SHORT TASK
State how many lines of the entries hold the string "name", and output nothing but that count.

## Begin ROWS

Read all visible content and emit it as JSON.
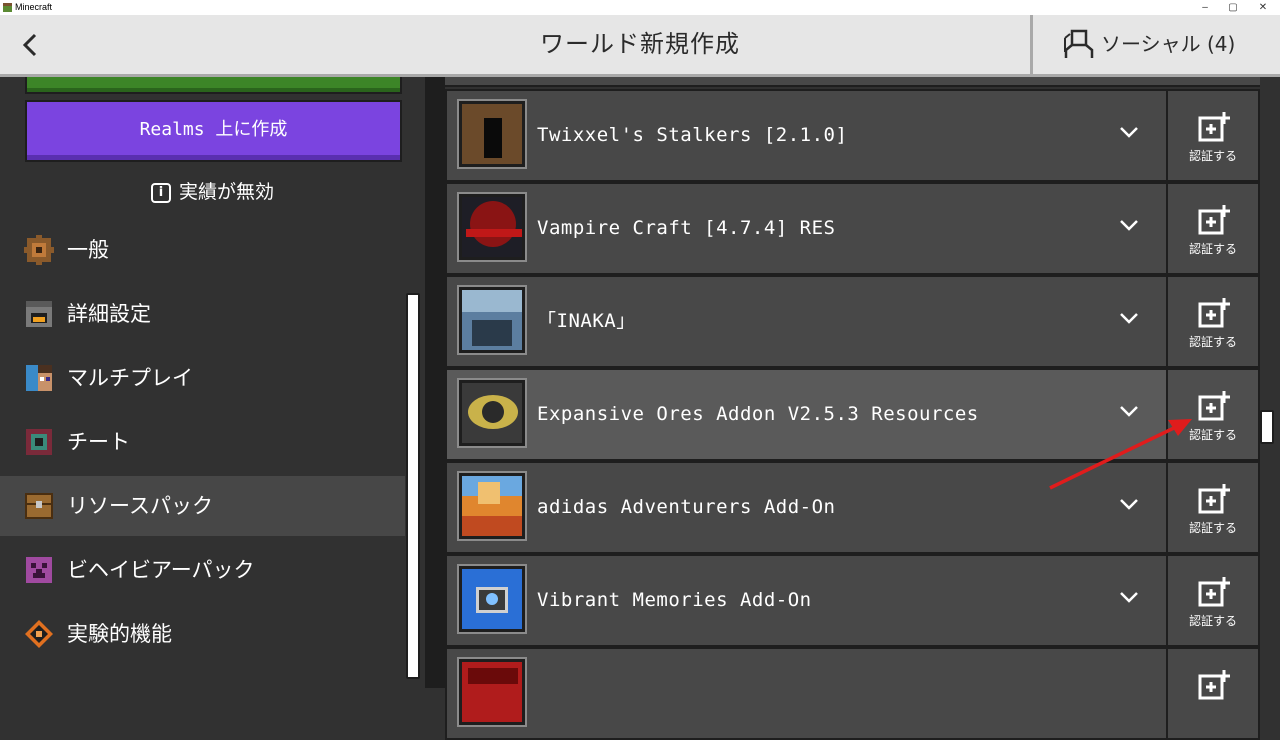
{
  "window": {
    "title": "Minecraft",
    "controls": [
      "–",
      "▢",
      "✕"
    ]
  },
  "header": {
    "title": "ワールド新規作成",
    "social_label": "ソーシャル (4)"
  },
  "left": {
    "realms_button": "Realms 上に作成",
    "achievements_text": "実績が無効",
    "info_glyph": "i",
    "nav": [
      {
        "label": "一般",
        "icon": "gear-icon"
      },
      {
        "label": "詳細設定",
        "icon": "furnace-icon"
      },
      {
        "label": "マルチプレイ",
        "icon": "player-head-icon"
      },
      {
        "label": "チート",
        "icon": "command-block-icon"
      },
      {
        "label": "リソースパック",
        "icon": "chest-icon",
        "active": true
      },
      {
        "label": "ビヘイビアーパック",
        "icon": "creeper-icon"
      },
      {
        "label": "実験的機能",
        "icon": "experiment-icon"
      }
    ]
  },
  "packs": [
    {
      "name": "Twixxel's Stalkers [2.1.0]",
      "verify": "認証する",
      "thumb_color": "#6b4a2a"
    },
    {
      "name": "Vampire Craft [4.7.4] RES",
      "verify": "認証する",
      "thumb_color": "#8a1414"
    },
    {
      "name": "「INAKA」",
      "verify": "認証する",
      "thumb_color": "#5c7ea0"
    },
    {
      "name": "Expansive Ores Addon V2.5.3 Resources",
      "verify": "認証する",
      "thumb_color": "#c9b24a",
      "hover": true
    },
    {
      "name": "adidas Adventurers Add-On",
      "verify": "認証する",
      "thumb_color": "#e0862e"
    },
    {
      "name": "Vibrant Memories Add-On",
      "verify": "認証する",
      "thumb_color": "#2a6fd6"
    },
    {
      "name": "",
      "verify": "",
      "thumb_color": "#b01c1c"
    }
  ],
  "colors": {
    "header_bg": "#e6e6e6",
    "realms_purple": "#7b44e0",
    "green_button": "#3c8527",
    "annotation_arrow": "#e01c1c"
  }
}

## End ROWS

WRITTEN RESPONSE
7